Exercise: Copy out each line of the listing that has the word "true" in it.

(Extracted records)
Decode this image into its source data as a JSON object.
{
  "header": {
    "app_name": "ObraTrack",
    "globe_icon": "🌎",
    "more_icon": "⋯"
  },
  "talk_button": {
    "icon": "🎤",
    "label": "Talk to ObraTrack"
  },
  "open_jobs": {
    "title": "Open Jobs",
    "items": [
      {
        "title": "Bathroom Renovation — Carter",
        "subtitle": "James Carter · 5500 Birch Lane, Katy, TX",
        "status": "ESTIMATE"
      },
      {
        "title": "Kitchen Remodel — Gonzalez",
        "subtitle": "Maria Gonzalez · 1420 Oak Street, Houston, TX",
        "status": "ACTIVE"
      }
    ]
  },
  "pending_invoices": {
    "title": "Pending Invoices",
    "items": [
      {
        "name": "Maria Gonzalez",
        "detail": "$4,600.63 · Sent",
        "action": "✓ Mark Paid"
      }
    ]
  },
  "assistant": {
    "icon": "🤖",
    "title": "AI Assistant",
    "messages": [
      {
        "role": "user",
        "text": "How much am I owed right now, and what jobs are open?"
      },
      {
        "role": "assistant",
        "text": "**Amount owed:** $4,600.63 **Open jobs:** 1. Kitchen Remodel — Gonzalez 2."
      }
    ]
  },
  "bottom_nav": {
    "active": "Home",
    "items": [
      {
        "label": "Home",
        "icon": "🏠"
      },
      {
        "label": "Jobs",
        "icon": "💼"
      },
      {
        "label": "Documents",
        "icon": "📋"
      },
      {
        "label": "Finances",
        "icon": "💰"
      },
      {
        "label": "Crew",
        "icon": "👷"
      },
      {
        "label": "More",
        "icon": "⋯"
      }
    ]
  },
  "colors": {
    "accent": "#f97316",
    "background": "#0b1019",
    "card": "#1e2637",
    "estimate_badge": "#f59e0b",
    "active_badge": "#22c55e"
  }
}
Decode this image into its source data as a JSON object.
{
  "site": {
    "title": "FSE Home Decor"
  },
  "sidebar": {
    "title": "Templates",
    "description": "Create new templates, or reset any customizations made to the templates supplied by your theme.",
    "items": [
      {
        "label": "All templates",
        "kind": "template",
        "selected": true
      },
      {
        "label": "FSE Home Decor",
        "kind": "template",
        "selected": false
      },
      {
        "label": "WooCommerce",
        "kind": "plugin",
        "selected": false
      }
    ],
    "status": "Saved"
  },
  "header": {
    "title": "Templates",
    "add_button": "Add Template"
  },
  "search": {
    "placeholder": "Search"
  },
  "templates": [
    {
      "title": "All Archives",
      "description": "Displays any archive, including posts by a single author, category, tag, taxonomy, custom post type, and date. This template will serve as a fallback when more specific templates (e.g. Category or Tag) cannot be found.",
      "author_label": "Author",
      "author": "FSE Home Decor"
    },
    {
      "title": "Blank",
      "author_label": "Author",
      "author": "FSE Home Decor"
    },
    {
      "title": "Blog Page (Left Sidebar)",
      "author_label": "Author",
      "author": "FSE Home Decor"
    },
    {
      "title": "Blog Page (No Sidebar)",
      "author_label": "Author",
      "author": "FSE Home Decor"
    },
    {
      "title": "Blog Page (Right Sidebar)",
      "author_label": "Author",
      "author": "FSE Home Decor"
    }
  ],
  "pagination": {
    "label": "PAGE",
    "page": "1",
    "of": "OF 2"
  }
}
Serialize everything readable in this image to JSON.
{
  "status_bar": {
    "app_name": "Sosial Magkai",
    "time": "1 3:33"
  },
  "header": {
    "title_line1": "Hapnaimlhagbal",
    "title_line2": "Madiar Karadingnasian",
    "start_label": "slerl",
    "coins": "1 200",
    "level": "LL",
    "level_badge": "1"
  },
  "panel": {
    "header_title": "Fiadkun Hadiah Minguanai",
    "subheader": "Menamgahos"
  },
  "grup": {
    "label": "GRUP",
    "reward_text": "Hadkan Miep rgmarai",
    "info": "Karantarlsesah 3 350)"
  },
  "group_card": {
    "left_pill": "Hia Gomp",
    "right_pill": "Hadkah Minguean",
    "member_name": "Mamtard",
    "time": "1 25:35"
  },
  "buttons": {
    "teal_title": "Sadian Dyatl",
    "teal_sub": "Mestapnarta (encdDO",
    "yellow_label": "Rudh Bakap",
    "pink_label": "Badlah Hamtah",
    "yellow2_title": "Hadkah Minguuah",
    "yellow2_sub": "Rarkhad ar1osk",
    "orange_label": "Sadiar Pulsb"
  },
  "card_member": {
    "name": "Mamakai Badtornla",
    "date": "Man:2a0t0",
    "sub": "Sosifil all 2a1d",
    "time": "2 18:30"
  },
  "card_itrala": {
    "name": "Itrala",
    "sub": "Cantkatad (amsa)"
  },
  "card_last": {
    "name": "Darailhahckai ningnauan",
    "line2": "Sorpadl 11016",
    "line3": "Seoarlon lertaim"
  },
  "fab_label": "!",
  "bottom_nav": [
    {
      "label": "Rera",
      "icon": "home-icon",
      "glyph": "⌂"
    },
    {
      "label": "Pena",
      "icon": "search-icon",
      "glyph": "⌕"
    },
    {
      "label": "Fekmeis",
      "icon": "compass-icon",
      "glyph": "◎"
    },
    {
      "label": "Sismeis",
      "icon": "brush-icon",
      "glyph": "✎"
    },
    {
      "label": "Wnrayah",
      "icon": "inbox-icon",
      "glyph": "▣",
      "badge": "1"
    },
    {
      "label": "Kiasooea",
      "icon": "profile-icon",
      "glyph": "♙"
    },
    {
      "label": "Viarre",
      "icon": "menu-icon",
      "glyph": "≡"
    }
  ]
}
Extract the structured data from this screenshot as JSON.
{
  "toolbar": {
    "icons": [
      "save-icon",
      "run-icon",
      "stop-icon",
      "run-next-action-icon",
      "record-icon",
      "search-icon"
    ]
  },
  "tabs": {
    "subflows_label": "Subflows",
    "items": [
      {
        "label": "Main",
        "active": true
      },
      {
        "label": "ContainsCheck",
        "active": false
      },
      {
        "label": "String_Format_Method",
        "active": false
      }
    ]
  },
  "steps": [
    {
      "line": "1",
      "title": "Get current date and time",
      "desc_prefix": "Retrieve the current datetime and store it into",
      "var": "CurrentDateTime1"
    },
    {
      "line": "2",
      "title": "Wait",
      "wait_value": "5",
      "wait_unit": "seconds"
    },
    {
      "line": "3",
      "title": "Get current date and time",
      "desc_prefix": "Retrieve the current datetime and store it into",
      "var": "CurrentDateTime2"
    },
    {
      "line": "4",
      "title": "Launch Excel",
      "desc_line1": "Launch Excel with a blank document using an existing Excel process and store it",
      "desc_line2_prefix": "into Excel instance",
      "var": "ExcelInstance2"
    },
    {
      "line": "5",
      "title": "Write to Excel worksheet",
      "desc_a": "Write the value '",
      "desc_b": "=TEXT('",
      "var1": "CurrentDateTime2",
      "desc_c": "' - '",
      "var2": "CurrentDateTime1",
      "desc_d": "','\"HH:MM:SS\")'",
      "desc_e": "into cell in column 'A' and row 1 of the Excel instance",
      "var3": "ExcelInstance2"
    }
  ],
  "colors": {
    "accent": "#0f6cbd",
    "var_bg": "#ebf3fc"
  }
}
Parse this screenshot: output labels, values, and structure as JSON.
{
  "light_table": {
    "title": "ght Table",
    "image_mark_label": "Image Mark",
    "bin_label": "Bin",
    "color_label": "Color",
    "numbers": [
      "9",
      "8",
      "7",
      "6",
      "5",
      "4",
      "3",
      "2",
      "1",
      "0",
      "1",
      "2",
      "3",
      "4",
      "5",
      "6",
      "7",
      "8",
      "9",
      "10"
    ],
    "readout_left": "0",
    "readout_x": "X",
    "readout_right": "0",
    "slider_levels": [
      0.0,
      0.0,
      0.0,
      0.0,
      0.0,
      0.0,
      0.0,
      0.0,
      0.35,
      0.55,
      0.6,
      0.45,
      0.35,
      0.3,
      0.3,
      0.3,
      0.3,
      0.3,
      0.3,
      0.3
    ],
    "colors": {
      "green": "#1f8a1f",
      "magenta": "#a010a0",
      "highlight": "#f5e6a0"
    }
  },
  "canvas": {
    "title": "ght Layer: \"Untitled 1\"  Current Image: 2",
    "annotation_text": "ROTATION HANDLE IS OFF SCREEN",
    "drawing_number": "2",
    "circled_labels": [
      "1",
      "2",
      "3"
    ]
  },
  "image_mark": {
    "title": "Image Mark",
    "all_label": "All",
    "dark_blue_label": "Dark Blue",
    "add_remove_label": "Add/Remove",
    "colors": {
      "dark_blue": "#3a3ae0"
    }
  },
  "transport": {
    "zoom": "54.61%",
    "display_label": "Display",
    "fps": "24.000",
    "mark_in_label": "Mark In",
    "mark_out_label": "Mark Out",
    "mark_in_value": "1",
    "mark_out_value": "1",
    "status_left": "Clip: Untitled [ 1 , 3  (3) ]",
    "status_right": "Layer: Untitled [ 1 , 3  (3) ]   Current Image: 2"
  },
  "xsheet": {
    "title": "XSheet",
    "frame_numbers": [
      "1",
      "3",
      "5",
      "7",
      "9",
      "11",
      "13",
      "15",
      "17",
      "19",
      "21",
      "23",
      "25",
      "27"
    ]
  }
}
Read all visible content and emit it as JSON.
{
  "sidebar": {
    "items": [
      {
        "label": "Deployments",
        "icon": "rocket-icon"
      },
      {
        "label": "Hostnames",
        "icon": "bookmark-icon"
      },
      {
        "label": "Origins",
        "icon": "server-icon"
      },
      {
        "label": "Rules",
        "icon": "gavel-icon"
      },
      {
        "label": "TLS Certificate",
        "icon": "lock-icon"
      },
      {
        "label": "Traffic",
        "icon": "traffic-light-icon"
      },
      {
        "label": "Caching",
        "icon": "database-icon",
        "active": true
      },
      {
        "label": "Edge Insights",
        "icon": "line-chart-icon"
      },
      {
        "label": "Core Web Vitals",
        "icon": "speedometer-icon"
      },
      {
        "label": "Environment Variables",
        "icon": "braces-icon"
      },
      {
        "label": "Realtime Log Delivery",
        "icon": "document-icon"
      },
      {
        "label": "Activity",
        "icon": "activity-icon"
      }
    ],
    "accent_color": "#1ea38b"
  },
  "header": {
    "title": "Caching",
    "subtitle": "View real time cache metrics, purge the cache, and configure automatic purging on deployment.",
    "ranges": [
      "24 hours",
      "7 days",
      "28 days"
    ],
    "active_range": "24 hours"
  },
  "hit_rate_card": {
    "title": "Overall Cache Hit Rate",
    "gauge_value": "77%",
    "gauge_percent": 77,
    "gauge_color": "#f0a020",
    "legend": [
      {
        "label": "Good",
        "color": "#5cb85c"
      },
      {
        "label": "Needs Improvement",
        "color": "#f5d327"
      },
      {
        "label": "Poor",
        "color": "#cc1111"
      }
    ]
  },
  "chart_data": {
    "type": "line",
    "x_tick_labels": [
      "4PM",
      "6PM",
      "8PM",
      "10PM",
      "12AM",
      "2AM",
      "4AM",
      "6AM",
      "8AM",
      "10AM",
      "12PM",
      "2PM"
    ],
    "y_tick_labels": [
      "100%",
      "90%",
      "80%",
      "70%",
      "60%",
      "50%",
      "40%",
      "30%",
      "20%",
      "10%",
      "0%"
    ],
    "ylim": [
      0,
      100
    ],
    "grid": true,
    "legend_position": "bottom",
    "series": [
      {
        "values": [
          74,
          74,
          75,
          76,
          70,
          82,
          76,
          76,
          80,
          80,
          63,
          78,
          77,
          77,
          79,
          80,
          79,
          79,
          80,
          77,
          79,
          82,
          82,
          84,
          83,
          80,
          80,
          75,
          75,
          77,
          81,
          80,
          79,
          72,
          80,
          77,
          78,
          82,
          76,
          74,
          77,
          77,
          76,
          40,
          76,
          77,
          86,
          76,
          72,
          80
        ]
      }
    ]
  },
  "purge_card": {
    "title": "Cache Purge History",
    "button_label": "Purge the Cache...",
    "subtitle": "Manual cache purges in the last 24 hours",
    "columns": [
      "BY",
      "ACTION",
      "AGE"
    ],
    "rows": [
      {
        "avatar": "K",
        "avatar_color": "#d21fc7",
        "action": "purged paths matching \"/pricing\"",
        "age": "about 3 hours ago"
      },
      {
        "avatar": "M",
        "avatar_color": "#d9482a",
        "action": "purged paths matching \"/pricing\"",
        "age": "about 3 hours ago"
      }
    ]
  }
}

Answer to this exercise:
        "selected": true
        "active": true
        "active": true
    "grid": true,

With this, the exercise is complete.